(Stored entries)
╭──

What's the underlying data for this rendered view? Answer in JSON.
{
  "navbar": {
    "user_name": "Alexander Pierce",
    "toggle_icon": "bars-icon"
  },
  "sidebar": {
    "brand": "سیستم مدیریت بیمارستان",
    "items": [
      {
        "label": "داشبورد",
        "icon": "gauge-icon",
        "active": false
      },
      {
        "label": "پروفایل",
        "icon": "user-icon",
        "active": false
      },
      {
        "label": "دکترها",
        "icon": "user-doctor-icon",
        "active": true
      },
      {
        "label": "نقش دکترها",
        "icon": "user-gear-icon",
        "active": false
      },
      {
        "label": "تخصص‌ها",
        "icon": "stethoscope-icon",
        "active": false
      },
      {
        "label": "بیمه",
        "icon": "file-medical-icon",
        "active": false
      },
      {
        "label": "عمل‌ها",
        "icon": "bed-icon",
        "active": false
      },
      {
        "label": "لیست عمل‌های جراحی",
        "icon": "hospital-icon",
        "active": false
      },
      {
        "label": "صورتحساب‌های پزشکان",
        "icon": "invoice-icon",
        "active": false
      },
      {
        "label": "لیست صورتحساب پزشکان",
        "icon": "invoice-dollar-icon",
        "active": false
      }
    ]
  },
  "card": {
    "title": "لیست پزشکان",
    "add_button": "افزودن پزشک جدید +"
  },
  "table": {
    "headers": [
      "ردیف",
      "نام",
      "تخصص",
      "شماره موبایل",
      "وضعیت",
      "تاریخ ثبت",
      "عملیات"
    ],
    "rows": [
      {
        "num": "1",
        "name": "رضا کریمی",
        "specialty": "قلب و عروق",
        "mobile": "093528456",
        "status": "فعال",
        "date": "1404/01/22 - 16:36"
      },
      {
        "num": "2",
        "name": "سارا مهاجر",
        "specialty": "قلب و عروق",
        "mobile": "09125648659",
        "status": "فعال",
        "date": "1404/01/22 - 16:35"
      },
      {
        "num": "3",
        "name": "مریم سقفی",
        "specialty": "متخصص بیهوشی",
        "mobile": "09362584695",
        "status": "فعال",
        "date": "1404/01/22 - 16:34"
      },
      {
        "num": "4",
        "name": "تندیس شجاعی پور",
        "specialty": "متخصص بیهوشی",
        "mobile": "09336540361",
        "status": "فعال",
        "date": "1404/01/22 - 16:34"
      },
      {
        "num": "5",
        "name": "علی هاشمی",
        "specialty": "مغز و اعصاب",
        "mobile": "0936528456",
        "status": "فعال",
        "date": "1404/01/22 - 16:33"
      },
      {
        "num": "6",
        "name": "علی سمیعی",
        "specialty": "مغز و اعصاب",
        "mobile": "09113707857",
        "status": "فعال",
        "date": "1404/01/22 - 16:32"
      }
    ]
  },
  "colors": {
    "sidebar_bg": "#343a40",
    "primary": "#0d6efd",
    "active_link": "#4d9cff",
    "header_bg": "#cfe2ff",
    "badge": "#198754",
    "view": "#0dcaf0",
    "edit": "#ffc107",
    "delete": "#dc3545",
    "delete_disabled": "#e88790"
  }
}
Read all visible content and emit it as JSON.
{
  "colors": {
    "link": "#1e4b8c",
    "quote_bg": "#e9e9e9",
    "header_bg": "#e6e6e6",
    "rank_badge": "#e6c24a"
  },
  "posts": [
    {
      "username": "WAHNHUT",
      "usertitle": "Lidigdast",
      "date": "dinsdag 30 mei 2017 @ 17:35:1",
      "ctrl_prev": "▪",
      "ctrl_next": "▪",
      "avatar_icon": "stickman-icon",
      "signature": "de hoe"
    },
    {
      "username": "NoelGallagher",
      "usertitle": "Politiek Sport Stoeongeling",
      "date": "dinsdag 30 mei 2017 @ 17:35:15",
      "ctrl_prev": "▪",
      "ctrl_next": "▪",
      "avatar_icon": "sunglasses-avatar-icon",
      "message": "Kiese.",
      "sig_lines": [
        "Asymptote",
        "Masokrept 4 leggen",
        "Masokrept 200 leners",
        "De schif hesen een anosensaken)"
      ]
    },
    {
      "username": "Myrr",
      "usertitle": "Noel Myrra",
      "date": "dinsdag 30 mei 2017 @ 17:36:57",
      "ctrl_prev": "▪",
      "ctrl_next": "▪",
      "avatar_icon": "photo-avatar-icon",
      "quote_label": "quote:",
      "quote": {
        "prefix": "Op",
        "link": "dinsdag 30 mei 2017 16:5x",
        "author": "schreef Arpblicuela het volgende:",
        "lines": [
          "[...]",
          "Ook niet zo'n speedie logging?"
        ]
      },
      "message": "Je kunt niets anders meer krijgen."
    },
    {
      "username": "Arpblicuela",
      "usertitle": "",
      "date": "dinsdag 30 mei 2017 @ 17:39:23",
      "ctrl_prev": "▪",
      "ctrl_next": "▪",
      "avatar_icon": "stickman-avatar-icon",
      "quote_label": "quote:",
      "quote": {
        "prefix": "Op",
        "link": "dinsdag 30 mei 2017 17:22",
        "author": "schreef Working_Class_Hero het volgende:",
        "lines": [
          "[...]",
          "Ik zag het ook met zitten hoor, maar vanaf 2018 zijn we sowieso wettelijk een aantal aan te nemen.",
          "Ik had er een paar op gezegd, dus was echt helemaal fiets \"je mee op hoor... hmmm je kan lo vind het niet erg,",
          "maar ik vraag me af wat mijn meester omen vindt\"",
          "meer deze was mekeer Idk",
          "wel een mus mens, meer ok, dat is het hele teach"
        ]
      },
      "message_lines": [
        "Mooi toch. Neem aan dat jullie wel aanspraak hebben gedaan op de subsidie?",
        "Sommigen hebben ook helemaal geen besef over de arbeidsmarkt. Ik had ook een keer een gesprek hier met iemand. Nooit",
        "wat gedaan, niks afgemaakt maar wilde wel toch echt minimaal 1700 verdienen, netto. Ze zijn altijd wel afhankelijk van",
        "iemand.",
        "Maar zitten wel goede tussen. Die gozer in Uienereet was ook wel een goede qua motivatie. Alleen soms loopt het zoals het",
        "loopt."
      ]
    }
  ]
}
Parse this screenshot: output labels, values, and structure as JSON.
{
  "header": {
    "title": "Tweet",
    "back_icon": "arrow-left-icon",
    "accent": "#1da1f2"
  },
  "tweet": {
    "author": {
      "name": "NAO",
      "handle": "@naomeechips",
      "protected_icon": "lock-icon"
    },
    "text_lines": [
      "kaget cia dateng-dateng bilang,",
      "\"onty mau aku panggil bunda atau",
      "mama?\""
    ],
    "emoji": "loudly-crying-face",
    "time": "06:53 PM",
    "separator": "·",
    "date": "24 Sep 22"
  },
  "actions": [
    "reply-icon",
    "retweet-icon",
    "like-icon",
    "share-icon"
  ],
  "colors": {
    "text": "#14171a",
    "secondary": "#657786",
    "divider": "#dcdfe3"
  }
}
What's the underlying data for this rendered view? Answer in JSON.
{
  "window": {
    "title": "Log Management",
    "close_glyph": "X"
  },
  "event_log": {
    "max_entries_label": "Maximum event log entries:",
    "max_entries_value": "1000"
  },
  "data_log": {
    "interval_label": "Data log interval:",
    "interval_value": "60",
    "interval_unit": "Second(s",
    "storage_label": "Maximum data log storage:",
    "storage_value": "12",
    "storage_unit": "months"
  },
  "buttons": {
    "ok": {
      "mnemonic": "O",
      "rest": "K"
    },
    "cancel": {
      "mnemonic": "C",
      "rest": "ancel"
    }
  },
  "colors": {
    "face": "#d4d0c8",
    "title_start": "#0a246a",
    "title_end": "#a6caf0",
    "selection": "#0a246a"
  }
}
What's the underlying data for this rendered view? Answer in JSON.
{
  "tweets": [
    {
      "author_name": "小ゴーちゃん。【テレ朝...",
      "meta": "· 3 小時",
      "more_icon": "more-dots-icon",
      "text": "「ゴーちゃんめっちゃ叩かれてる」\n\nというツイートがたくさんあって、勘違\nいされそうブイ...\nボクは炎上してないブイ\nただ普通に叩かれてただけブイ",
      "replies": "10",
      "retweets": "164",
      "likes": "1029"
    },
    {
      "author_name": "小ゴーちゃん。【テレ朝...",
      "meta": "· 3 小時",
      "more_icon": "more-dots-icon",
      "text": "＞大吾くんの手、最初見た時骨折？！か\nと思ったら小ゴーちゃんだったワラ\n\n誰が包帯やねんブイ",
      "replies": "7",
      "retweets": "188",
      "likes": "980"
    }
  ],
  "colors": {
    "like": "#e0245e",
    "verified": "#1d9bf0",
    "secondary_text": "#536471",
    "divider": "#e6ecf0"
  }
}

╰──

> SHORT TASK: Copy the lines from the entries above in which the word "zitten" appears.

> RESULT OF THIS EXERCISE:
          "Ik zag het ook met zitten hoor, maar vanaf 2018 zijn we sowieso wettelijk een aantal aan te nemen.",
        "Maar zitten wel goede tussen. Die gozer in Uienereet was ook wel een goede qua motivatie. Alleen soms loopt het zoals het",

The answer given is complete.